▶ [Stored records]:
— Start —

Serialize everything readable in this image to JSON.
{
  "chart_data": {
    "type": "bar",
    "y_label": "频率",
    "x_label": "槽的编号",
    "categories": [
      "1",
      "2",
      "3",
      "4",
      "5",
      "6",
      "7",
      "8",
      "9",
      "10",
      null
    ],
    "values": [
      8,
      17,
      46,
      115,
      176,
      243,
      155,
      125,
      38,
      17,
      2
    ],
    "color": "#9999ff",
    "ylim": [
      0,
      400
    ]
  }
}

— End —

Return every entry verbatim.

▶ [Exercise response]:
Serialize everything readable in this image to JSON.
{
  "chart_data": {
    "type": "bar",
    "y_label": "频率",
    "x_label": "槽的编号",
    "categories": [
      "1",
      "2",
      "3",
      "4",
      "5",
      "6",
      "7",
      "8",
      "9",
      "10",
      null
    ],
    "values": [
      8,
      17,
      46,
      115,
      176,
      243,
      155,
      125,
      38,
      17,
      2
    ],
    "color": "#9999ff",
    "ylim": [
      0,
      400
    ]
  }
}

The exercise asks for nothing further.